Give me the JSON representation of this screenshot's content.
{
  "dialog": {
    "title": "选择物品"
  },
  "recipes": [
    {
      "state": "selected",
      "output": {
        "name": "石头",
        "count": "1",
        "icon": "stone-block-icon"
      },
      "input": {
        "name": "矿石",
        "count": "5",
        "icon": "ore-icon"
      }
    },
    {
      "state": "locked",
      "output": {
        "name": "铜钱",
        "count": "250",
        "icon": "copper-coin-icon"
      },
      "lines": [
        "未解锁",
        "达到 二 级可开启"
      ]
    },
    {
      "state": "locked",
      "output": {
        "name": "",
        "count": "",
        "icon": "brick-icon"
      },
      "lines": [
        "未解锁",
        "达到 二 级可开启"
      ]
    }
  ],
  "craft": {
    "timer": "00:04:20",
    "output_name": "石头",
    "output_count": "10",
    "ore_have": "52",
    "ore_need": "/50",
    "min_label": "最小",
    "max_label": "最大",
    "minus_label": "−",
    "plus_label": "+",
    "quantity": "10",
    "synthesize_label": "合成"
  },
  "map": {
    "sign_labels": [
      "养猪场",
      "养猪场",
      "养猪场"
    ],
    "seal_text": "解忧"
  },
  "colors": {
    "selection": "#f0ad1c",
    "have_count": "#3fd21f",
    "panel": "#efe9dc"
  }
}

********************

(STATED GOAL)
Copy out every line in the entries above that holds "icon".

(FULL OUTPUT)
        "icon": "stone-block-icon"
        "icon": "ore-icon"
        "icon": "copper-coin-icon"
        "icon": "brick-icon"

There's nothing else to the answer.